-- START Extracted material --

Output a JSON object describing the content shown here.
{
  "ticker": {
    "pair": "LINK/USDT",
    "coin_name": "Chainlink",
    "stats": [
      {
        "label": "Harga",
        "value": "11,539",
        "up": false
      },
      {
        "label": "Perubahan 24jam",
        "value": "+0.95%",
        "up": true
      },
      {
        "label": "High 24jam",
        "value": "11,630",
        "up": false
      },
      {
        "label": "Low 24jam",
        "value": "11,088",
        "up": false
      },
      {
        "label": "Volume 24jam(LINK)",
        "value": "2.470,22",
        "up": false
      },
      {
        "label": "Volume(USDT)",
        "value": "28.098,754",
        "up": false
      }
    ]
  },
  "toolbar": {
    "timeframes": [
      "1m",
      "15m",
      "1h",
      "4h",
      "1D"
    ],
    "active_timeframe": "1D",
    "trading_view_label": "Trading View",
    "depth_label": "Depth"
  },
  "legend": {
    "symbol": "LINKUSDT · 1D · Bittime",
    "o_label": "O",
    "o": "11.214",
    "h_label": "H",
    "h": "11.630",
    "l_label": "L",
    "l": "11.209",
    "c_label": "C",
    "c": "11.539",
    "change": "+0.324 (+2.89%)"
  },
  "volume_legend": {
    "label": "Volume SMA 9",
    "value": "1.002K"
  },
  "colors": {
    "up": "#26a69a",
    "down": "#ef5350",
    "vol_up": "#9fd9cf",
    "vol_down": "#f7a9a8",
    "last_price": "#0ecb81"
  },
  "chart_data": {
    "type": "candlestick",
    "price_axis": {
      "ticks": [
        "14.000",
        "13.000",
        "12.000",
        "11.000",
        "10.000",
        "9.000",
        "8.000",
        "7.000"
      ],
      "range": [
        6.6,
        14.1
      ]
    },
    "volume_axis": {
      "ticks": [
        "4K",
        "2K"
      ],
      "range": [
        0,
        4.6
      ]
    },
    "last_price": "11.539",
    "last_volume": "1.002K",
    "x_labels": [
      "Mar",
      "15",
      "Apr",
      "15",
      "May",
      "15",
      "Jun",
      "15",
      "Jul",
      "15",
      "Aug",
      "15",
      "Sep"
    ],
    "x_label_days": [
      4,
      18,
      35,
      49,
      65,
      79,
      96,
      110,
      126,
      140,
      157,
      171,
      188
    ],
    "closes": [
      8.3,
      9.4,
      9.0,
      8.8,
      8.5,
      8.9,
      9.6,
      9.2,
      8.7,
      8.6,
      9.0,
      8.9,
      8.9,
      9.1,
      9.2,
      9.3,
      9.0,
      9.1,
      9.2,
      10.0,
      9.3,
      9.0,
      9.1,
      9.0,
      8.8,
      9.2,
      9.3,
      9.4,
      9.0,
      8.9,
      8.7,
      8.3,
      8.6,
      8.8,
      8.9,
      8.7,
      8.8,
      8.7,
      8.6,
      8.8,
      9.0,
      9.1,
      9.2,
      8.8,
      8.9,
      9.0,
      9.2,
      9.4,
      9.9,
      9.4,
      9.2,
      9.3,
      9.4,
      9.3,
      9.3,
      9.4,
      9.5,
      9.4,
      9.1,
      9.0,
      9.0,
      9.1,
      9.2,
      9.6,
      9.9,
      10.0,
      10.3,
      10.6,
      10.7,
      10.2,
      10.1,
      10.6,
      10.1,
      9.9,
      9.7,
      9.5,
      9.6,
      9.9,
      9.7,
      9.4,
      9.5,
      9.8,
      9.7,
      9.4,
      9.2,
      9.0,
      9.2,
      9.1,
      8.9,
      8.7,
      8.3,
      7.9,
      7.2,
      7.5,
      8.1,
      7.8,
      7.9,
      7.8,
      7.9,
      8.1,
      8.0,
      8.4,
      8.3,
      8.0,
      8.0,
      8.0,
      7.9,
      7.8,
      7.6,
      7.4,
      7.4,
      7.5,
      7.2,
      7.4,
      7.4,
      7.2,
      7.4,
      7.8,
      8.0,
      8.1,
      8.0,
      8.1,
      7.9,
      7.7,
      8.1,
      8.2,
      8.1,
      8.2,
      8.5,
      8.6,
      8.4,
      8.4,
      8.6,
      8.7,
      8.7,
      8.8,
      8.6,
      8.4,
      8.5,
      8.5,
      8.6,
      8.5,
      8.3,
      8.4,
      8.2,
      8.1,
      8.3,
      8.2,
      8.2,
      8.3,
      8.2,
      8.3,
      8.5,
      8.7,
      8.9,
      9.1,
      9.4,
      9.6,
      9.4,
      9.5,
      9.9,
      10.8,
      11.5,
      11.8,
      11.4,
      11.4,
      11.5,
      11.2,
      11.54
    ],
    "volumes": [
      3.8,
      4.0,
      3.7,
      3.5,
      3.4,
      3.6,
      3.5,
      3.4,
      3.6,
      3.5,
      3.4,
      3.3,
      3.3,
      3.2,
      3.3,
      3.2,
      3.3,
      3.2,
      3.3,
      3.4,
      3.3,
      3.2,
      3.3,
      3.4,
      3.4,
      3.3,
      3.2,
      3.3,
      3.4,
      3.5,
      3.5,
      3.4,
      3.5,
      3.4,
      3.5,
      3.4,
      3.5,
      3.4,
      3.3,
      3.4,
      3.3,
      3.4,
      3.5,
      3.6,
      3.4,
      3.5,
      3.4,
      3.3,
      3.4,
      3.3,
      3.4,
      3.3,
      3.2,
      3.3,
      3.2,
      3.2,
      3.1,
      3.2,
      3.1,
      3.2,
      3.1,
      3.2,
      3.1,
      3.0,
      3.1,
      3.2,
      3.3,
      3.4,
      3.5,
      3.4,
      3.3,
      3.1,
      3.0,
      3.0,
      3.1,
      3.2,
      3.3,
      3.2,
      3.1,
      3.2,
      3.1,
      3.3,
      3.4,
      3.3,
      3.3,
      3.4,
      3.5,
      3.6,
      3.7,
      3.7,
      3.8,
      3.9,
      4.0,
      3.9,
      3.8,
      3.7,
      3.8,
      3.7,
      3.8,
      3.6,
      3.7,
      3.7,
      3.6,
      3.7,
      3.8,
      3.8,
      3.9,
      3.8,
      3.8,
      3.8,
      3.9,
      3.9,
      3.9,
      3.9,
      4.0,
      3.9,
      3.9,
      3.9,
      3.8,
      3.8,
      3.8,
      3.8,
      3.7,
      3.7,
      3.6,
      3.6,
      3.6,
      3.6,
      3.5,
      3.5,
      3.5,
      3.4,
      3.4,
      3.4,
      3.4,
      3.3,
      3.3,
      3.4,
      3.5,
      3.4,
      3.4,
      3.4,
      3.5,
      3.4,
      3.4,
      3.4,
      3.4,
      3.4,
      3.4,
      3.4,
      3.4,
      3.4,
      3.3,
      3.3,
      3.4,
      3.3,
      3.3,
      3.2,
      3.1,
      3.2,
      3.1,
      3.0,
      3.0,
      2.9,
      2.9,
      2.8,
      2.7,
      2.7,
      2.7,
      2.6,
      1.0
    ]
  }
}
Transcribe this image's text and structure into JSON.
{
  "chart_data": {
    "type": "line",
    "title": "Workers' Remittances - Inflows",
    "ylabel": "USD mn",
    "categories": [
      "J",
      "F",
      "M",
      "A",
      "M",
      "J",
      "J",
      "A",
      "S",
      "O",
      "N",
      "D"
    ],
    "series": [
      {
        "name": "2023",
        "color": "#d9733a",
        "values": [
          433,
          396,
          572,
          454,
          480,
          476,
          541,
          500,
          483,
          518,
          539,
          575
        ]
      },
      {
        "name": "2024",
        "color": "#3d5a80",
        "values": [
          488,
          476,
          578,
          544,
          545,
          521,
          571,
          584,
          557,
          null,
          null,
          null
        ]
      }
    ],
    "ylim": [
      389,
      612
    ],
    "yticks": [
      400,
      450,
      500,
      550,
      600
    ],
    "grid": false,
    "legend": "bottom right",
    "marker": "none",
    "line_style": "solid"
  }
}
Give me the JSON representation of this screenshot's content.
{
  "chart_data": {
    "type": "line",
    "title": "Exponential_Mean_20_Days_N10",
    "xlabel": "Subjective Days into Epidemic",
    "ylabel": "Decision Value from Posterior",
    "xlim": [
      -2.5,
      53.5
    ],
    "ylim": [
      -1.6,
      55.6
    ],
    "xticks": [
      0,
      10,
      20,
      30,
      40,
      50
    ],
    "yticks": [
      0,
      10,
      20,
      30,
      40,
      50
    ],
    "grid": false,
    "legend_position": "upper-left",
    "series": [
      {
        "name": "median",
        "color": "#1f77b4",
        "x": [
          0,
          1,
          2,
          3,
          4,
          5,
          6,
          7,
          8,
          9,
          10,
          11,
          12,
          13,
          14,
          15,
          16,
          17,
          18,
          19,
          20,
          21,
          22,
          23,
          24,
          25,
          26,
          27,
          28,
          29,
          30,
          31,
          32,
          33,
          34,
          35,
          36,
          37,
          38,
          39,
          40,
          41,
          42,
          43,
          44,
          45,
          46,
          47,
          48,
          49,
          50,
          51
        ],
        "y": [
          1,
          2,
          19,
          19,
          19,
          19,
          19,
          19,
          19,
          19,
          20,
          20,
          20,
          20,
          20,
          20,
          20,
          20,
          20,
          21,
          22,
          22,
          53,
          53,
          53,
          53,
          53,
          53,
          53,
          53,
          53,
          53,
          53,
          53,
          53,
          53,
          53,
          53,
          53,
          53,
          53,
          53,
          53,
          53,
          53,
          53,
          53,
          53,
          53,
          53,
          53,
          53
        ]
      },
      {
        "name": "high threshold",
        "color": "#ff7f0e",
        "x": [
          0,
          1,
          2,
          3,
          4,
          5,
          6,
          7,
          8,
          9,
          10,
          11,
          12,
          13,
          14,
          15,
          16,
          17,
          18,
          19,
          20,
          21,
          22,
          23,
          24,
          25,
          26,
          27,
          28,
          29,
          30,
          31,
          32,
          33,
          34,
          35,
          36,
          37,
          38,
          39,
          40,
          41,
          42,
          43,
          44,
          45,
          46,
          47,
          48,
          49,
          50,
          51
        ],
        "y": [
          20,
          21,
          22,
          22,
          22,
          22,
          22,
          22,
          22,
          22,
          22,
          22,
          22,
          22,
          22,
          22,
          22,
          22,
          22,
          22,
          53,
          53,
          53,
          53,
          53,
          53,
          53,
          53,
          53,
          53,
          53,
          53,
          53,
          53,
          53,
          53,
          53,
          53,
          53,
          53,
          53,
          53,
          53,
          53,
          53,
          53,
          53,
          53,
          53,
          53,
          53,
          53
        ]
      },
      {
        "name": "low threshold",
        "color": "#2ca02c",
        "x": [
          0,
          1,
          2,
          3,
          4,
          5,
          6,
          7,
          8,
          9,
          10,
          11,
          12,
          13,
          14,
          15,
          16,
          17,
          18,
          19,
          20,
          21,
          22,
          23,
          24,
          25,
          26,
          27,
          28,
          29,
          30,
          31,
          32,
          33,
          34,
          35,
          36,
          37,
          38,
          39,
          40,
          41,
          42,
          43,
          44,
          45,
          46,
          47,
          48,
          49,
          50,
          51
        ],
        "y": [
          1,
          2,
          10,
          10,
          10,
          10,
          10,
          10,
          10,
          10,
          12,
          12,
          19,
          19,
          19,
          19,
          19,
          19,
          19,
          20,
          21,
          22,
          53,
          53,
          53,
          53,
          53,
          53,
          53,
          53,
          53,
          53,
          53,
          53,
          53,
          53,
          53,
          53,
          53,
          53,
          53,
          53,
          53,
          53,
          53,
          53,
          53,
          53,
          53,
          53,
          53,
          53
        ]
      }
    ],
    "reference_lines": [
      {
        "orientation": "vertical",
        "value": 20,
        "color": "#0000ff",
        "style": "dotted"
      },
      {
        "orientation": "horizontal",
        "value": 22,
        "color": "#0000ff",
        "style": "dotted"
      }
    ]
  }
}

-- END Extracted material --

- **Problem statement**: From the material above, gather all lines that include the string "title" and copy them.

- **Correct output**:
    "title": "Workers' Remittances - Inflows",
    "title": "Exponential_Mean_20_Days_N10",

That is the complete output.